▸ **Data provided**:

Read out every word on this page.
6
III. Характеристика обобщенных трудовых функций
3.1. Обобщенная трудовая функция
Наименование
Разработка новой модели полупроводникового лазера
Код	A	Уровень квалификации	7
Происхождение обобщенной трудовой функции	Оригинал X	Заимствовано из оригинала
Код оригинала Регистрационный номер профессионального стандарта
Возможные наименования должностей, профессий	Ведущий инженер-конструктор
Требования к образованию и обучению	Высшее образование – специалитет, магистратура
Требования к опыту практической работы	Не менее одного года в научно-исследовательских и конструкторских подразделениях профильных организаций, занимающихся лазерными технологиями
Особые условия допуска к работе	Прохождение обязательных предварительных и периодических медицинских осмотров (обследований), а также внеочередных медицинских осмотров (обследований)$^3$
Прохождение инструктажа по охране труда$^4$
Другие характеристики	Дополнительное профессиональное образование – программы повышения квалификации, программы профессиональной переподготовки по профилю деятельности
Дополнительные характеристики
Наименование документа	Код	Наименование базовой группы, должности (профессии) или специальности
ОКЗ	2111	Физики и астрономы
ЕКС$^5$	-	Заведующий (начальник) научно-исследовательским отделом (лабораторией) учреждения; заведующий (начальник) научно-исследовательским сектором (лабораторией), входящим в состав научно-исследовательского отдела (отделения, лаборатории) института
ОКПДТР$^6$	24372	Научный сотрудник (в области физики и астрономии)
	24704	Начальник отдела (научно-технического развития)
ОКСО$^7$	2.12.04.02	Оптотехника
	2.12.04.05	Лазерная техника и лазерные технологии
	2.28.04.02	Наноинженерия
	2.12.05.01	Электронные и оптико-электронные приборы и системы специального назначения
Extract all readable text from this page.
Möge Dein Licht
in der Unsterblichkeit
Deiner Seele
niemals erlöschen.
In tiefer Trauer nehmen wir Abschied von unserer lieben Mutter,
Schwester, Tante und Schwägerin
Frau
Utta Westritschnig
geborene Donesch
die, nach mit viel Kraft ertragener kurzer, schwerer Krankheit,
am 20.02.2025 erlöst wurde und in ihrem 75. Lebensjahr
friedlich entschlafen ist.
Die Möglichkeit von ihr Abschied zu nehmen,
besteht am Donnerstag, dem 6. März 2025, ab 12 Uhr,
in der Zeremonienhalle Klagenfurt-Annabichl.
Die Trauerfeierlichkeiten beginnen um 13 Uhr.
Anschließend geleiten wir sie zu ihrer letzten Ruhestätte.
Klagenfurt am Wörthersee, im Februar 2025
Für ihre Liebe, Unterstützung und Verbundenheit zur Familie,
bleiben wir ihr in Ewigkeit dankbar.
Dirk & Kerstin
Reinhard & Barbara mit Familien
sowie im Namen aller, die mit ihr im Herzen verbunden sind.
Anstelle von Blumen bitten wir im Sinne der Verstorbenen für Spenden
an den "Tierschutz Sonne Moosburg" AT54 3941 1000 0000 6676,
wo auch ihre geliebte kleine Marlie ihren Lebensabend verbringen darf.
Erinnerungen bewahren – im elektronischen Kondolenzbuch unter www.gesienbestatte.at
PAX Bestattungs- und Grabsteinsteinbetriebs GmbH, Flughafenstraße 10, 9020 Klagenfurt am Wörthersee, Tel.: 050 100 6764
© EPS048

▸ **Short exercise**:
Search the preceding listing for the word "Требования" and pull out every line that holds it.

▸ **Written answer**:
Требования к образованию и обучению	Высшее образование – специалитет, магистратура
Требования к опыту практической работы	Не менее одного года в научно-исследовательских и конструкторских подразделениях профильных организаций, занимающихся лазерными технологиями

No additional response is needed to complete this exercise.